:: Exercise materials ::
# # # #
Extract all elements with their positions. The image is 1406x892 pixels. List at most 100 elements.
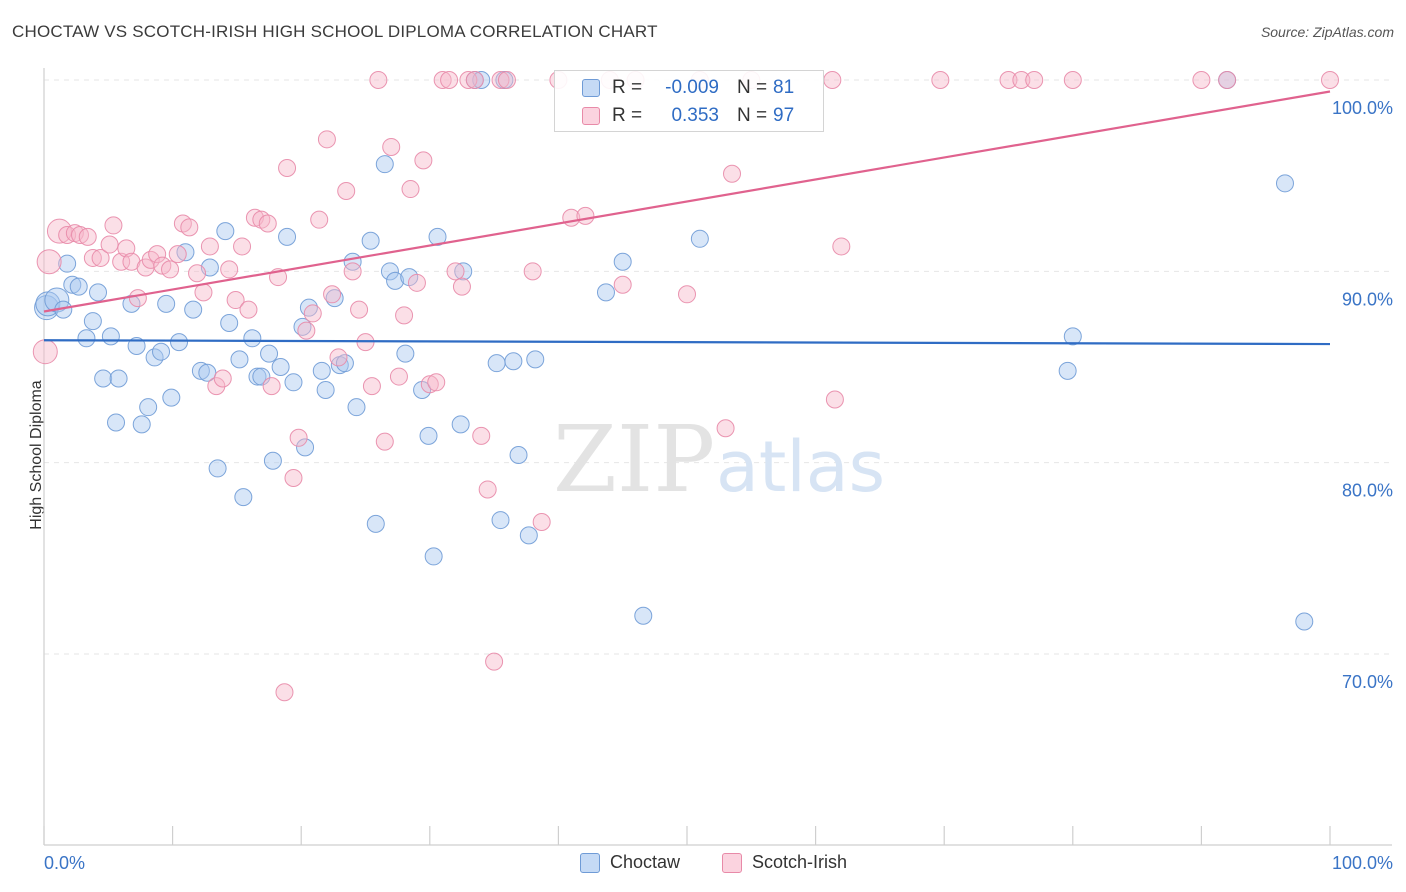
scotch-irish-point <box>407 273 426 292</box>
choctaw-point <box>634 606 653 625</box>
choctaw-point <box>216 222 235 241</box>
scotch-irish-point <box>329 348 348 367</box>
choctaw-point <box>1058 361 1077 380</box>
scotch-irish-point <box>104 216 123 235</box>
choctaw-point <box>139 398 158 417</box>
choctaw-point <box>424 547 443 566</box>
scotch-irish-point <box>317 130 336 149</box>
scotch-irish-point <box>382 137 401 156</box>
scotch-irish-point <box>825 390 844 409</box>
choctaw-point <box>451 415 470 434</box>
choctaw-point <box>284 373 303 392</box>
choctaw-point <box>170 333 189 352</box>
stats-row-choctaw: R = -0.009 N = 81 <box>555 74 823 102</box>
scotch-irish-point <box>678 285 696 304</box>
scotch-irish-point <box>472 426 491 445</box>
scotch-irish-point <box>931 71 950 89</box>
scotch-irish-point <box>576 206 595 225</box>
scotch-irish-point <box>258 214 277 233</box>
legend-label-choctaw: Choctaw <box>610 852 681 872</box>
scotch-irish-swatch <box>582 107 600 125</box>
choctaw-point <box>380 262 399 281</box>
scotch-irish-point <box>32 339 58 365</box>
choctaw-point <box>157 294 176 313</box>
scotch-irish-point <box>284 468 303 487</box>
axes <box>43 68 1392 846</box>
scotch-irish-point <box>446 262 465 281</box>
choctaw-point <box>89 283 108 302</box>
choctaw-point <box>271 358 290 376</box>
watermark-zip: ZIP <box>553 406 715 513</box>
choctaw-point <box>127 336 146 355</box>
scotch-irish-point <box>303 304 322 323</box>
scotch-irish-point <box>532 512 551 531</box>
choctaw-point <box>419 426 438 445</box>
x-tick-label: 100.0% <box>1332 853 1393 873</box>
choctaw-point <box>109 369 128 388</box>
choctaw-point <box>375 155 394 174</box>
choctaw-point <box>361 231 380 250</box>
choctaw-point <box>191 361 210 380</box>
choctaw-point <box>396 344 415 363</box>
stats-legend: R = -0.009 N = 81 R = 0.353 N = 97 <box>554 70 824 132</box>
tick-labels: 70.0% 80.0% 90.0% 100.0% 0.0% 100.0% <box>44 98 1393 873</box>
choctaw-point <box>504 352 523 371</box>
scotch-irish-point <box>613 275 632 294</box>
choctaw-point <box>260 344 279 363</box>
scotch-irish-point <box>433 71 452 89</box>
scotch-irish-point <box>297 321 316 340</box>
scotch-irish-point <box>1218 71 1237 89</box>
scotch-irish-point <box>323 285 342 304</box>
choctaw-point <box>220 313 239 332</box>
scotch-irish-point <box>1025 71 1044 89</box>
scotch-irish-point <box>401 180 420 199</box>
stats-row-scotch-irish: R = 0.353 N = 97 <box>555 102 823 130</box>
choctaw-point <box>428 227 447 246</box>
scotch-irish-point <box>1063 71 1082 89</box>
scotch-irish-point <box>275 683 294 702</box>
source-label: Source: ZipAtlas.com <box>1260 24 1394 40</box>
scotch-irish-point <box>491 71 510 89</box>
scotch-irish-point <box>823 71 842 89</box>
choctaw-point <box>386 271 405 290</box>
scotch-irish-point <box>180 218 199 237</box>
scotch-irish-point <box>440 71 459 89</box>
scotch-irish-point <box>459 71 478 89</box>
choctaw-point <box>312 361 331 380</box>
r-value: -0.009 <box>665 77 719 98</box>
scotch-irish-point <box>91 248 110 267</box>
legend-item-scotch-irish[interactable]: Scotch-Irish <box>722 852 847 873</box>
scotch-irish-point <box>1192 71 1211 89</box>
scotch-irish-point <box>343 262 362 281</box>
scotch-irish-point <box>369 71 388 89</box>
choctaw-point <box>278 227 297 246</box>
choctaw-point <box>198 363 217 382</box>
scotch-irish-point <box>161 260 180 279</box>
scotch-irish-point <box>262 377 281 396</box>
choctaw-point <box>491 511 510 530</box>
choctaw-legend-swatch <box>580 852 600 873</box>
choctaw-point <box>132 415 151 434</box>
scotch-irish-point <box>716 419 735 438</box>
choctaw-point <box>184 300 203 319</box>
choctaw-point <box>1275 174 1294 193</box>
choctaw-point <box>243 329 262 348</box>
y-tick-label: 100.0% <box>1332 98 1393 118</box>
scotch-irish-point <box>478 480 497 499</box>
legend-item-choctaw[interactable]: Choctaw <box>580 852 680 873</box>
choctaw-point <box>526 350 545 369</box>
choctaw-point <box>509 446 528 465</box>
choctaw-point <box>248 367 267 386</box>
scotch-irish-point <box>213 369 232 388</box>
scotch-irish-point <box>278 159 297 178</box>
choctaw-point <box>316 380 335 399</box>
choctaw-point <box>230 350 249 369</box>
choctaw-point <box>83 312 102 331</box>
choctaw-point <box>690 229 709 248</box>
scotch-irish-point <box>128 289 147 308</box>
choctaw-point <box>176 243 195 262</box>
choctaw-point <box>263 451 282 470</box>
n-label: N = <box>737 77 768 98</box>
y-tick-label: 80.0% <box>1342 481 1393 501</box>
# # # #
Copy all of the data above line for line without changing anything, but leave out the picture.

Extract all elements with their positions. The image is 1406x892 pixels. List at most 100 elements.
scotch-irish-point <box>407 273 426 292</box>
choctaw-point <box>634 606 653 625</box>
choctaw-point <box>216 222 235 241</box>
scotch-irish-point <box>329 348 348 367</box>
choctaw-point <box>1058 361 1077 380</box>
scotch-irish-point <box>104 216 123 235</box>
choctaw-point <box>139 398 158 417</box>
choctaw-point <box>424 547 443 566</box>
scotch-irish-point <box>317 130 336 149</box>
scotch-irish-point <box>382 137 401 156</box>
scotch-irish-point <box>825 390 844 409</box>
choctaw-point <box>451 415 470 434</box>
choctaw-point <box>284 373 303 392</box>
choctaw-point <box>170 333 189 352</box>
stats-row-choctaw: R = -0.009 N = 81 <box>555 74 823 102</box>
scotch-irish-point <box>678 285 696 304</box>
scotch-irish-point <box>472 426 491 445</box>
scotch-irish-point <box>931 71 950 89</box>
scotch-irish-point <box>576 206 595 225</box>
scotch-irish-point <box>258 214 277 233</box>
legend-label-choctaw: Choctaw <box>610 852 681 872</box>
scotch-irish-swatch <box>582 107 600 125</box>
choctaw-point <box>380 262 399 281</box>
scotch-irish-point <box>32 339 58 365</box>
choctaw-point <box>157 294 176 313</box>
scotch-irish-point <box>284 468 303 487</box>
axes <box>43 68 1392 846</box>
scotch-irish-point <box>446 262 465 281</box>
choctaw-point <box>89 283 108 302</box>
choctaw-point <box>271 358 290 376</box>
watermark-zip: ZIP <box>553 406 715 513</box>
choctaw-point <box>127 336 146 355</box>
scotch-irish-point <box>303 304 322 323</box>
scotch-irish-point <box>532 512 551 531</box>
choctaw-point <box>419 426 438 445</box>
x-tick-label: 100.0% <box>1332 853 1393 873</box>
choctaw-point <box>109 369 128 388</box>
choctaw-point <box>375 155 394 174</box>
choctaw-point <box>361 231 380 250</box>
choctaw-point <box>191 361 210 380</box>
choctaw-point <box>396 344 415 363</box>
stats-legend: R = -0.009 N = 81 R = 0.353 N = 97 <box>554 70 824 132</box>
tick-labels: 70.0% 80.0% 90.0% 100.0% 0.0% 100.0% <box>44 98 1393 873</box>
choctaw-point <box>504 352 523 371</box>
scotch-irish-point <box>613 275 632 294</box>
choctaw-point <box>260 344 279 363</box>
scotch-irish-point <box>433 71 452 89</box>
scotch-irish-point <box>297 321 316 340</box>
scotch-irish-point <box>1218 71 1237 89</box>
scotch-irish-point <box>323 285 342 304</box>
choctaw-point <box>220 313 239 332</box>
scotch-irish-point <box>1025 71 1044 89</box>
scotch-irish-point <box>401 180 420 199</box>
stats-row-scotch-irish: R = 0.353 N = 97 <box>555 102 823 130</box>
choctaw-point <box>428 227 447 246</box>
scotch-irish-point <box>1063 71 1082 89</box>
scotch-irish-point <box>275 683 294 702</box>
source-label: Source: ZipAtlas.com <box>1260 24 1394 40</box>
scotch-irish-point <box>491 71 510 89</box>
scotch-irish-point <box>823 71 842 89</box>
choctaw-point <box>386 271 405 290</box>
scotch-irish-point <box>180 218 199 237</box>
scotch-irish-point <box>440 71 459 89</box>
scotch-irish-point <box>459 71 478 89</box>
choctaw-point <box>312 361 331 380</box>
r-value: -0.009 <box>665 77 719 98</box>
scotch-irish-point <box>91 248 110 267</box>
legend-item-scotch-irish[interactable]: Scotch-Irish <box>722 852 847 873</box>
scotch-irish-point <box>1192 71 1211 89</box>
scotch-irish-point <box>343 262 362 281</box>
scotch-irish-point <box>369 71 388 89</box>
choctaw-point <box>278 227 297 246</box>
choctaw-point <box>198 363 217 382</box>
scotch-irish-point <box>161 260 180 279</box>
scotch-irish-point <box>262 377 281 396</box>
choctaw-point <box>491 511 510 530</box>
choctaw-legend-swatch <box>580 852 600 873</box>
choctaw-point <box>132 415 151 434</box>
scotch-irish-point <box>716 419 735 438</box>
choctaw-point <box>184 300 203 319</box>
choctaw-point <box>1275 174 1294 193</box>
choctaw-point <box>243 329 262 348</box>
y-tick-label: 100.0% <box>1332 98 1393 118</box>
scotch-irish-point <box>478 480 497 499</box>
legend-item-choctaw[interactable]: Choctaw <box>580 852 680 873</box>
choctaw-point <box>526 350 545 369</box>
choctaw-point <box>509 446 528 465</box>
choctaw-point <box>248 367 267 386</box>
scotch-irish-point <box>213 369 232 388</box>
scotch-irish-point <box>278 159 297 178</box>
choctaw-point <box>316 380 335 399</box>
choctaw-point <box>230 350 249 369</box>
choctaw-point <box>83 312 102 331</box>
choctaw-point <box>690 229 709 248</box>
scotch-irish-point <box>128 289 147 308</box>
choctaw-point <box>176 243 195 262</box>
choctaw-point <box>263 451 282 470</box>
n-label: N = <box>737 77 768 98</box>
y-tick-label: 80.0% <box>1342 481 1393 501</box>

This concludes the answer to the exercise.